**What to do:** Drop the pictures, then extract the listing word for word.

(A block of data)
------------------------------------------------
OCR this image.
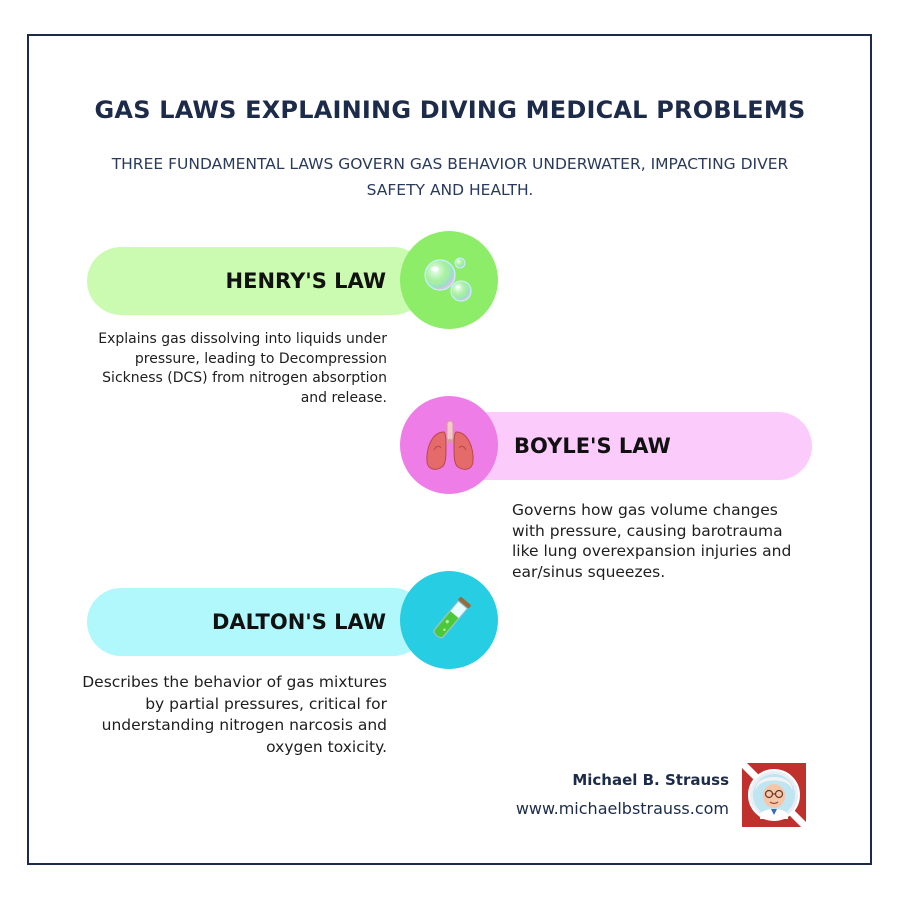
GAS LAWS EXPLAINING DIVING MEDICAL PROBLEMS
THREE FUNDAMENTAL LAWS GOVERN GAS BEHAVIOR UNDERWATER, IMPACTING DIVER SAFETY AND HEALTH.
HENRY'S LAW
Explains gas dissolving into liquids under pressure, leading to Decompression Sickness (DCS) from nitrogen absorption and release.
BOYLE'S LAW
Governs how gas volume changes with pressure, causing barotrauma like lung overexpansion injuries and ear/sinus squeezes.
DALTON'S LAW
Describes the behavior of gas mixtures by partial pressures, critical for understanding nitrogen narcosis and oxygen toxicity.
Michael B. Strauss
www.michaelbstrauss.com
------------------------------------------------
**Final answer:**
OCR this image.
GAS LAWS EXPLAINING DIVING MEDICAL PROBLEMS
THREE FUNDAMENTAL LAWS GOVERN GAS BEHAVIOR UNDERWATER, IMPACTING DIVER SAFETY AND HEALTH.
HENRY'S LAW
Explains gas dissolving into liquids under pressure, leading to Decompression Sickness (DCS) from nitrogen absorption and release.
BOYLE'S LAW
Governs how gas volume changes with pressure, causing barotrauma like lung overexpansion injuries and ear/sinus squeezes.
DALTON'S LAW
Describes the behavior of gas mixtures by partial pressures, critical for understanding nitrogen narcosis and oxygen toxicity.
Michael B. Strauss
www.michaelbstrauss.com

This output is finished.